Print all the records exactly, please.
** START OF Records for processing **
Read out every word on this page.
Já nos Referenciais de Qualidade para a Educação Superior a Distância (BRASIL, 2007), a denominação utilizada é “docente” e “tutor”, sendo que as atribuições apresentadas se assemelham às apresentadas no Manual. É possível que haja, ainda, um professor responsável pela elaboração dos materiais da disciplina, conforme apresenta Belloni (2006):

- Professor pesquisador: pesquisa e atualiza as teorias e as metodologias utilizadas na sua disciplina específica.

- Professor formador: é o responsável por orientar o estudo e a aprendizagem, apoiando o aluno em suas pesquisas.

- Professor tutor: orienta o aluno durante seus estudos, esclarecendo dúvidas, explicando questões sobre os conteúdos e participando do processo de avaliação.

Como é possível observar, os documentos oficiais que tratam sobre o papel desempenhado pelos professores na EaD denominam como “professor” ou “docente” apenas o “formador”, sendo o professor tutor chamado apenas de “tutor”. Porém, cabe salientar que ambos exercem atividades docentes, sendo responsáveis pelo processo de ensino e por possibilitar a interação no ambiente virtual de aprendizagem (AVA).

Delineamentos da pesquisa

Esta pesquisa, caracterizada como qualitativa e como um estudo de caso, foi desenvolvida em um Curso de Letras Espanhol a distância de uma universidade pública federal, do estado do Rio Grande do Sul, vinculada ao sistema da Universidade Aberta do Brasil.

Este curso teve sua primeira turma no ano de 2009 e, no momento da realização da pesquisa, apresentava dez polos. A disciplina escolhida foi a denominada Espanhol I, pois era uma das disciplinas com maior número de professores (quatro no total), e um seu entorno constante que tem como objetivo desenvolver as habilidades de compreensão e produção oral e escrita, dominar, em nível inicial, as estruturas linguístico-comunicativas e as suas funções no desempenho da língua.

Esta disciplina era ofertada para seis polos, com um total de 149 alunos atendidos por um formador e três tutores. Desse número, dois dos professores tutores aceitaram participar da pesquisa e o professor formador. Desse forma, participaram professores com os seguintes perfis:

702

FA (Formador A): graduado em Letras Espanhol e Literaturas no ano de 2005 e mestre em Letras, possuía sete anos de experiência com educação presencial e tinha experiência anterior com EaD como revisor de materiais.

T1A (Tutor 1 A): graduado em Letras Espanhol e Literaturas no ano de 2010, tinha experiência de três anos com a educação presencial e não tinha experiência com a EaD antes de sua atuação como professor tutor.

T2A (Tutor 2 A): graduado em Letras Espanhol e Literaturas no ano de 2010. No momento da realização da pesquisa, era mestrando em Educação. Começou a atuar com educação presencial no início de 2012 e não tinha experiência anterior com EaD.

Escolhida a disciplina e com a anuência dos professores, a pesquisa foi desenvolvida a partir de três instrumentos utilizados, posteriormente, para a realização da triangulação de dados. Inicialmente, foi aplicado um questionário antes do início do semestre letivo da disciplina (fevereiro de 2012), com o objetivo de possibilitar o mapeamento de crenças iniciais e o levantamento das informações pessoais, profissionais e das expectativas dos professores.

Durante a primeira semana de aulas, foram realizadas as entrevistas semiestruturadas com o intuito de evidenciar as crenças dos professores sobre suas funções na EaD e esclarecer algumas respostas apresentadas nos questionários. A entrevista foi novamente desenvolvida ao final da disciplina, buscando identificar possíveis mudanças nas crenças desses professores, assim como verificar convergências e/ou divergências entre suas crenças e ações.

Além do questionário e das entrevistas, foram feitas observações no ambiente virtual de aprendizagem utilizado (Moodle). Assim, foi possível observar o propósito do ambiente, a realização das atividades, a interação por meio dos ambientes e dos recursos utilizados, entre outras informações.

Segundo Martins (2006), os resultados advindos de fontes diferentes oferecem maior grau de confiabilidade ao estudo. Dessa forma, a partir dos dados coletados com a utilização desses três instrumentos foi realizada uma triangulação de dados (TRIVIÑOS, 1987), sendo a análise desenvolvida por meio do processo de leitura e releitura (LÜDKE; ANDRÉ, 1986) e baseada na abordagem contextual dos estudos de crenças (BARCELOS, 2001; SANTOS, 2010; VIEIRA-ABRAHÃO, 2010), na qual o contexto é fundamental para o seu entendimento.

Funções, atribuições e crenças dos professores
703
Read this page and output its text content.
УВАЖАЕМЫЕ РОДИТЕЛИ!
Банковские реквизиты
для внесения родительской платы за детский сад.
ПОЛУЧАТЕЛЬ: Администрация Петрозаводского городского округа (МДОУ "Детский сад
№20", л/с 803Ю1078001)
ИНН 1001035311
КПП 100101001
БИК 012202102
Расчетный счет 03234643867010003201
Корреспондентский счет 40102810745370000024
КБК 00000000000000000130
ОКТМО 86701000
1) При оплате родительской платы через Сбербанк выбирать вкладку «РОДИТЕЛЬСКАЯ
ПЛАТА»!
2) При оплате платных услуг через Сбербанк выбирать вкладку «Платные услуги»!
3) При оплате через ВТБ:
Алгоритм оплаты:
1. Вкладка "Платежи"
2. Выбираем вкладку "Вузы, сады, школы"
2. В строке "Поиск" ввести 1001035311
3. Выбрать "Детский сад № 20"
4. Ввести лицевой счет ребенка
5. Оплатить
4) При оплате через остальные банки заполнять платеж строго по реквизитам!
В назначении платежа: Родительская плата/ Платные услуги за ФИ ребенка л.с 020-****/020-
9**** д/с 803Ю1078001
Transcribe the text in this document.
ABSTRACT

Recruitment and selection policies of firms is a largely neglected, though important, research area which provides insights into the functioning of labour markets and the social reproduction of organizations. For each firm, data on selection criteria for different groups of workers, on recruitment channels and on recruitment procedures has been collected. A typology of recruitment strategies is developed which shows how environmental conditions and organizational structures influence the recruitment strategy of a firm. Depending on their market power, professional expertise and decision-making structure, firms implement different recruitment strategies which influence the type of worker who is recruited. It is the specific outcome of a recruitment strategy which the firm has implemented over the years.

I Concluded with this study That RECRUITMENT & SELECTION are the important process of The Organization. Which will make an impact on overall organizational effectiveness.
** END OF Records for processing **
(Task solution):
Read out every word on this page.
Já nos Referenciais de Qualidade para a Educação Superior a Distância (BRASIL, 2007), a denominação utilizada é “docente” e “tutor”, sendo que as atribuições apresentadas se assemelham às apresentadas no Manual. É possível que haja, ainda, um professor responsável pela elaboração dos materiais da disciplina, conforme apresenta Belloni (2006):

- Professor pesquisador: pesquisa e atualiza as teorias e as metodologias utilizadas na sua disciplina específica.

- Professor formador: é o responsável por orientar o estudo e a aprendizagem, apoiando o aluno em suas pesquisas.

- Professor tutor: orienta o aluno durante seus estudos, esclarecendo dúvidas, explicando questões sobre os conteúdos e participando do processo de avaliação.

Como é possível observar, os documentos oficiais que tratam sobre o papel desempenhado pelos professores na EaD denominam como “professor” ou “docente” apenas o “formador”, sendo o professor tutor chamado apenas de “tutor”. Porém, cabe salientar que ambos exercem atividades docentes, sendo responsáveis pelo processo de ensino e por possibilitar a interação no ambiente virtual de aprendizagem (AVA).

Delineamentos da pesquisa

Esta pesquisa, caracterizada como qualitativa e como um estudo de caso, foi desenvolvida em um Curso de Letras Espanhol a distância de uma universidade pública federal, do estado do Rio Grande do Sul, vinculada ao sistema da Universidade Aberta do Brasil.

Este curso teve sua primeira turma no ano de 2009 e, no momento da realização da pesquisa, apresentava dez polos. A disciplina escolhida foi a denominada Espanhol I, pois era uma das disciplinas com maior número de professores (quatro no total), e um seu entorno constante que tem como objetivo desenvolver as habilidades de compreensão e produção oral e escrita, dominar, em nível inicial, as estruturas linguístico-comunicativas e as suas funções no desempenho da língua.

Esta disciplina era ofertada para seis polos, com um total de 149 alunos atendidos por um formador e três tutores. Desse número, dois dos professores tutores aceitaram participar da pesquisa e o professor formador. Desse forma, participaram professores com os seguintes perfis:

702

FA (Formador A): graduado em Letras Espanhol e Literaturas no ano de 2005 e mestre em Letras, possuía sete anos de experiência com educação presencial e tinha experiência anterior com EaD como revisor de materiais.

T1A (Tutor 1 A): graduado em Letras Espanhol e Literaturas no ano de 2010, tinha experiência de três anos com a educação presencial e não tinha experiência com a EaD antes de sua atuação como professor tutor.

T2A (Tutor 2 A): graduado em Letras Espanhol e Literaturas no ano de 2010. No momento da realização da pesquisa, era mestrando em Educação. Começou a atuar com educação presencial no início de 2012 e não tinha experiência anterior com EaD.

Escolhida a disciplina e com a anuência dos professores, a pesquisa foi desenvolvida a partir de três instrumentos utilizados, posteriormente, para a realização da triangulação de dados. Inicialmente, foi aplicado um questionário antes do início do semestre letivo da disciplina (fevereiro de 2012), com o objetivo de possibilitar o mapeamento de crenças iniciais e o levantamento das informações pessoais, profissionais e das expectativas dos professores.

Durante a primeira semana de aulas, foram realizadas as entrevistas semiestruturadas com o intuito de evidenciar as crenças dos professores sobre suas funções na EaD e esclarecer algumas respostas apresentadas nos questionários. A entrevista foi novamente desenvolvida ao final da disciplina, buscando identificar possíveis mudanças nas crenças desses professores, assim como verificar convergências e/ou divergências entre suas crenças e ações.

Além do questionário e das entrevistas, foram feitas observações no ambiente virtual de aprendizagem utilizado (Moodle). Assim, foi possível observar o propósito do ambiente, a realização das atividades, a interação por meio dos ambientes e dos recursos utilizados, entre outras informações.

Segundo Martins (2006), os resultados advindos de fontes diferentes oferecem maior grau de confiabilidade ao estudo. Dessa forma, a partir dos dados coletados com a utilização desses três instrumentos foi realizada uma triangulação de dados (TRIVIÑOS, 1987), sendo a análise desenvolvida por meio do processo de leitura e releitura (LÜDKE; ANDRÉ, 1986) e baseada na abordagem contextual dos estudos de crenças (BARCELOS, 2001; SANTOS, 2010; VIEIRA-ABRAHÃO, 2010), na qual o contexto é fundamental para o seu entendimento.

Funções, atribuições e crenças dos professores
703
Read this page and output its text content.
УВАЖАЕМЫЕ РОДИТЕЛИ!
Банковские реквизиты
для внесения родительской платы за детский сад.
ПОЛУЧАТЕЛЬ: Администрация Петрозаводского городского округа (МДОУ "Детский сад
№20", л/с 803Ю1078001)
ИНН 1001035311
КПП 100101001
БИК 012202102
Расчетный счет 03234643867010003201
Корреспондентский счет 40102810745370000024
КБК 00000000000000000130
ОКТМО 86701000
1) При оплате родительской платы через Сбербанк выбирать вкладку «РОДИТЕЛЬСКАЯ
ПЛАТА»!
2) При оплате платных услуг через Сбербанк выбирать вкладку «Платные услуги»!
3) При оплате через ВТБ:
Алгоритм оплаты:
1. Вкладка "Платежи"
2. Выбираем вкладку "Вузы, сады, школы"
2. В строке "Поиск" ввести 1001035311
3. Выбрать "Детский сад № 20"
4. Ввести лицевой счет ребенка
5. Оплатить
4) При оплате через остальные банки заполнять платеж строго по реквизитам!
В назначении платежа: Родительская плата/ Платные услуги за ФИ ребенка л.с 020-****/020-
9**** д/с 803Ю1078001
Transcribe the text in this document.
ABSTRACT

Recruitment and selection policies of firms is a largely neglected, though important, research area which provides insights into the functioning of labour markets and the social reproduction of organizations. For each firm, data on selection criteria for different groups of workers, on recruitment channels and on recruitment procedures has been collected. A typology of recruitment strategies is developed which shows how environmental conditions and organizational structures influence the recruitment strategy of a firm. Depending on their market power, professional expertise and decision-making structure, firms implement different recruitment strategies which influence the type of worker who is recruited. It is the specific outcome of a recruitment strategy which the firm has implemented over the years.

I Concluded with this study That RECRUITMENT & SELECTION are the important process of The Organization. Which will make an impact on overall organizational effectiveness.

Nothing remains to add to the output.